Find the lines holding "Tiếng" and copy them.

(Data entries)

::::::::

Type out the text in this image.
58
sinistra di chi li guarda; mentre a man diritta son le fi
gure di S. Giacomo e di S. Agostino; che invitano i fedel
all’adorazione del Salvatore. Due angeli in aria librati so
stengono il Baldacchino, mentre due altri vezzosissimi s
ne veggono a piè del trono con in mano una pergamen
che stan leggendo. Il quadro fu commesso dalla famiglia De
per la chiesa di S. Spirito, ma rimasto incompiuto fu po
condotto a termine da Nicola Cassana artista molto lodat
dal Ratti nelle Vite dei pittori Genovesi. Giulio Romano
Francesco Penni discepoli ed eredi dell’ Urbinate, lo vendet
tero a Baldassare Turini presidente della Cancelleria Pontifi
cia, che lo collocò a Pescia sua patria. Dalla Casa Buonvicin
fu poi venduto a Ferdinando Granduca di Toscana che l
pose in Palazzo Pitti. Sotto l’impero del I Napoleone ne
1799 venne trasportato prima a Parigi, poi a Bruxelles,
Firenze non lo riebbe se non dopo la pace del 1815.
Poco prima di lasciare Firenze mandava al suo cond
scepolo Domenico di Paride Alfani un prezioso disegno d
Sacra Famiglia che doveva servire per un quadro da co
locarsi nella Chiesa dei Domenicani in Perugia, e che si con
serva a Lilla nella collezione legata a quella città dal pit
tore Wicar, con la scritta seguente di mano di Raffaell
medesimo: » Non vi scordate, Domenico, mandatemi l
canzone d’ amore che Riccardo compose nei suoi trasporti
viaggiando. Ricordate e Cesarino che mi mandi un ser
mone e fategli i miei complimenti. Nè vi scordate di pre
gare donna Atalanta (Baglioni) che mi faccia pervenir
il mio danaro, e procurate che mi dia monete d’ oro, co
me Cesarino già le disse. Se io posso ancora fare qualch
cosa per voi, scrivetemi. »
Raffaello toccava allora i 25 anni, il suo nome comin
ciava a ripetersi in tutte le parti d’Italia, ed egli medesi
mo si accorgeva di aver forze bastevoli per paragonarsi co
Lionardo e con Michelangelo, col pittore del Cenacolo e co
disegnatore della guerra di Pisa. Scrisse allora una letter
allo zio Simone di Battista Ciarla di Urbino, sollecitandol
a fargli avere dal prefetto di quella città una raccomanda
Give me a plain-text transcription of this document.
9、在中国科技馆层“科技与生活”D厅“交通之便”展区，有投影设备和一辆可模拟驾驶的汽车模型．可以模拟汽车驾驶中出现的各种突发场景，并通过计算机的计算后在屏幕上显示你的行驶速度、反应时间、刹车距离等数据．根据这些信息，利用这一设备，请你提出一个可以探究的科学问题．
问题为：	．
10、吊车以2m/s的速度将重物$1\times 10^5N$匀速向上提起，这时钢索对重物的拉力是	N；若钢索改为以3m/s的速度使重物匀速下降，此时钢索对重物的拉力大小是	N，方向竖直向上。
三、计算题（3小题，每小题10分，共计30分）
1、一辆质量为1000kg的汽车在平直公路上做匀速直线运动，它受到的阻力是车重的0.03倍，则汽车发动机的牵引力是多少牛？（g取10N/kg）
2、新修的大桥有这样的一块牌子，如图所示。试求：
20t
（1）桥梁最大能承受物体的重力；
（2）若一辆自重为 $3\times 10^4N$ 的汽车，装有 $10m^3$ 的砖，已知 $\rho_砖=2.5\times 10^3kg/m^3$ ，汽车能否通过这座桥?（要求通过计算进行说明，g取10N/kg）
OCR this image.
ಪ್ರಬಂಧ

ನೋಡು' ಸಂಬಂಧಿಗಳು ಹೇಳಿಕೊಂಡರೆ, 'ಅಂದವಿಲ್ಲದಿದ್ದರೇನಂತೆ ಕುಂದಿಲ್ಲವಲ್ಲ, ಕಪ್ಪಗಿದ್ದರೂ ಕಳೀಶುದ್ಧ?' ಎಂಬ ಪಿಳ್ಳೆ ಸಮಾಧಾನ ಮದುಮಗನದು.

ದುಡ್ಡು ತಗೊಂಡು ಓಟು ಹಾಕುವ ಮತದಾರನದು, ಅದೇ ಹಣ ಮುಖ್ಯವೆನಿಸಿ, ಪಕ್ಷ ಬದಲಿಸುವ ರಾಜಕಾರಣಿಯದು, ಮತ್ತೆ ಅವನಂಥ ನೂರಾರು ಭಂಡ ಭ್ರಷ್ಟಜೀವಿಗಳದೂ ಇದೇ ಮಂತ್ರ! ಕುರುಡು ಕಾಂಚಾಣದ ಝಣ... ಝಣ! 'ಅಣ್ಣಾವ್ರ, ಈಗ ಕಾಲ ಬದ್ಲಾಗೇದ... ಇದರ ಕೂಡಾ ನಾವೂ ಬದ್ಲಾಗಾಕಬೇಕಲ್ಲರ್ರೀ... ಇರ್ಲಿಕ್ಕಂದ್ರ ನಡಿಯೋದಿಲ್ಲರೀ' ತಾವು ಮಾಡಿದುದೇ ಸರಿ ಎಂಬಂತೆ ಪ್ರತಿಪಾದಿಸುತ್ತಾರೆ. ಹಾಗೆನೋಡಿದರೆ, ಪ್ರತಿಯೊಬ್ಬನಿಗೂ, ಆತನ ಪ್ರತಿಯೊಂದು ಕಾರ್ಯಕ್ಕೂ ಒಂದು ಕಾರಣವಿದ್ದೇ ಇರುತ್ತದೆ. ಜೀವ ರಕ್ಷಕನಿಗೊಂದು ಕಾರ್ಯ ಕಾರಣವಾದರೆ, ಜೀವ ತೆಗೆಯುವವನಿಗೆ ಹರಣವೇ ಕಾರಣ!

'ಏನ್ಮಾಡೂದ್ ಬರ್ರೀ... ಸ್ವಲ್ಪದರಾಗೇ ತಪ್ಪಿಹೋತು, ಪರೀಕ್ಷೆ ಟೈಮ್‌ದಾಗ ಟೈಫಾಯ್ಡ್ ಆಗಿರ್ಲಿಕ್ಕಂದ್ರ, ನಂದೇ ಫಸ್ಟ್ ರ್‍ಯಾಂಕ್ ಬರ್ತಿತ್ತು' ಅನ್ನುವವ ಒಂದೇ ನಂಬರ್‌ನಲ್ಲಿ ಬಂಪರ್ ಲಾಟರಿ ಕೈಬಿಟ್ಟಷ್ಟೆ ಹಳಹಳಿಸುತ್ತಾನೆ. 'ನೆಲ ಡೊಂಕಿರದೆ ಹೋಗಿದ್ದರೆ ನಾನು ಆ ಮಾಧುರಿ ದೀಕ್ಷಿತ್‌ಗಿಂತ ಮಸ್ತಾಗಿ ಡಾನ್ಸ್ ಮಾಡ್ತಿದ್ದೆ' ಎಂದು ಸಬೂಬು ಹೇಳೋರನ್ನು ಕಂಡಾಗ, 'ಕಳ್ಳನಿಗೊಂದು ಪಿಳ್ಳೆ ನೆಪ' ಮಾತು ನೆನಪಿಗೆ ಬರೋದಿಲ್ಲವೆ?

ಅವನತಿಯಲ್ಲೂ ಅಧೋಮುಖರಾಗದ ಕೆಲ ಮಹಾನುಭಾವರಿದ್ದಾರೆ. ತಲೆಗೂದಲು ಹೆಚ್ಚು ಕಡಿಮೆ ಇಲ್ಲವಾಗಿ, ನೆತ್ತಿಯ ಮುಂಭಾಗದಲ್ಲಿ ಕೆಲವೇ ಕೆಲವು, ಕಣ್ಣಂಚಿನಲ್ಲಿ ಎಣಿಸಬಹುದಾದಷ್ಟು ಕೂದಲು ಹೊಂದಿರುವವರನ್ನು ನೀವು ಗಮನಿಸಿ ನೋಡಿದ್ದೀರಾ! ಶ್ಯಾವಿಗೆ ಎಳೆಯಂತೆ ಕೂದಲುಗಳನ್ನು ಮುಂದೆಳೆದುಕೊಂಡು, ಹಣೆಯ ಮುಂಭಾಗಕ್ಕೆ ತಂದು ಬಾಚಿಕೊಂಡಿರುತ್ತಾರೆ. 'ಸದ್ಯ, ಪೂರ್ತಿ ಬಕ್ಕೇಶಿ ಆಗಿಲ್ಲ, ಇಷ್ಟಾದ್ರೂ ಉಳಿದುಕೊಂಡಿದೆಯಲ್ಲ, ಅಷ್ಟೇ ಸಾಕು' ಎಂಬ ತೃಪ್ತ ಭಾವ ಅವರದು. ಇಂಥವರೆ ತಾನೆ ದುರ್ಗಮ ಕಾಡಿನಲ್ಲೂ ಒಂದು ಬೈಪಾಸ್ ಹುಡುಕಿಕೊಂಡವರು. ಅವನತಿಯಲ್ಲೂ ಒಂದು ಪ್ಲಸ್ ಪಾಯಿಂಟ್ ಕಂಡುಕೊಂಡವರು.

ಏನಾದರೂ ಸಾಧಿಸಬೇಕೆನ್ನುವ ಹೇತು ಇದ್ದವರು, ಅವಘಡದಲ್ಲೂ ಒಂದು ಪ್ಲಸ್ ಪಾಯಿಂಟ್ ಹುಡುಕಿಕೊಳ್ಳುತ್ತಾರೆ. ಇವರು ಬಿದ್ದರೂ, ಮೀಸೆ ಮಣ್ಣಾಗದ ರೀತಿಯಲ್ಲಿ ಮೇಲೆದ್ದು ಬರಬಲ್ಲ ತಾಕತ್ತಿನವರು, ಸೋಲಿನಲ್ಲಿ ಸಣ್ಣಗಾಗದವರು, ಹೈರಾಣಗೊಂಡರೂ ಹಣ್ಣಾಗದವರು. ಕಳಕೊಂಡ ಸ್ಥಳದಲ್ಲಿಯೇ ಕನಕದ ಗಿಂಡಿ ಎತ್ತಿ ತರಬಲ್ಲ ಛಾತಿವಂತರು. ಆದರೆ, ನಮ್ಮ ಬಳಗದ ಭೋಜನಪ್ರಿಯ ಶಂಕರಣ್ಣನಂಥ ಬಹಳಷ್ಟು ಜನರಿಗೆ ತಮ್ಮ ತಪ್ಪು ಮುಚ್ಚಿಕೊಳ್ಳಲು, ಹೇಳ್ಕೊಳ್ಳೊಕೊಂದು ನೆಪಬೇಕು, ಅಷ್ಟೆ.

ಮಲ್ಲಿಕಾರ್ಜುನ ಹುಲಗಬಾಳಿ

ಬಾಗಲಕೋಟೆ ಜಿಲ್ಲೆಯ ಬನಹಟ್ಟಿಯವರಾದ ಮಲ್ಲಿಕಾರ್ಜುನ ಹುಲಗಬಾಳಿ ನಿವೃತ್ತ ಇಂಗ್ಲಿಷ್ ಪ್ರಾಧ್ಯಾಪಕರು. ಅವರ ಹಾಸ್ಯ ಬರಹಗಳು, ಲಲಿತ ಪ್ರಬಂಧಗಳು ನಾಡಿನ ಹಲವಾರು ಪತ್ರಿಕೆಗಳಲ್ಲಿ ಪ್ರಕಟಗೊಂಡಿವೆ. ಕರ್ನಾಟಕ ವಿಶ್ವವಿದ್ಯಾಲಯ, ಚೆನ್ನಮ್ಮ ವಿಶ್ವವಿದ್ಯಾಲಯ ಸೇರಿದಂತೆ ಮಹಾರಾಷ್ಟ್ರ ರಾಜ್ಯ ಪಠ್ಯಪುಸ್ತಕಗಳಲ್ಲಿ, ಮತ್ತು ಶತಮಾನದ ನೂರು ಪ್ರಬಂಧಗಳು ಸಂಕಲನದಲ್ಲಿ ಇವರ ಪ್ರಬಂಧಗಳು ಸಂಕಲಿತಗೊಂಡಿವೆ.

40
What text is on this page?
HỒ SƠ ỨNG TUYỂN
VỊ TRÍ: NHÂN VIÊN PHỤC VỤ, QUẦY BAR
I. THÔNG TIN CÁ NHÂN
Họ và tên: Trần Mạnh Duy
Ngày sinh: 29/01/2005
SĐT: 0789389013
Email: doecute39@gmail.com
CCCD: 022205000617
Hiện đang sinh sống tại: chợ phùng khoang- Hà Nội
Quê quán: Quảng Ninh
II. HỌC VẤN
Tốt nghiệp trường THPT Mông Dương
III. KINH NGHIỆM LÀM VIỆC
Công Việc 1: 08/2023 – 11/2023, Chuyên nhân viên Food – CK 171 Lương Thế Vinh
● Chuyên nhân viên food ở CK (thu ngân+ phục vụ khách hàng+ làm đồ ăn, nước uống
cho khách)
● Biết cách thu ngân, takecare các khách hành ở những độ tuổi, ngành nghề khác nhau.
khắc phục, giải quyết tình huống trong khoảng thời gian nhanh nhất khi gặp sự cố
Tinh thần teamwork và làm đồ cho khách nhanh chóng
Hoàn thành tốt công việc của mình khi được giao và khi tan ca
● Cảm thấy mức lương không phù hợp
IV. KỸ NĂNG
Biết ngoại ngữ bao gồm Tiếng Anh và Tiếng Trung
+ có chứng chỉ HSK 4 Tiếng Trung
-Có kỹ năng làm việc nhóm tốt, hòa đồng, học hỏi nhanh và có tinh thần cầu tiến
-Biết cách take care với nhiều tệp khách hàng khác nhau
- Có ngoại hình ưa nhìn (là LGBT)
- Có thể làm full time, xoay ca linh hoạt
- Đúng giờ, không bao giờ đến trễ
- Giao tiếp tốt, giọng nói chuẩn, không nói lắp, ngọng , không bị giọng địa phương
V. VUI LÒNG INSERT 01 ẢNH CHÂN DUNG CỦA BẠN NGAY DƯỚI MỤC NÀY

::::::::

Answer for this exercise
Biết ngoại ngữ bao gồm Tiếng Anh và Tiếng Trung
+ có chứng chỉ HSK 4 Tiếng Trung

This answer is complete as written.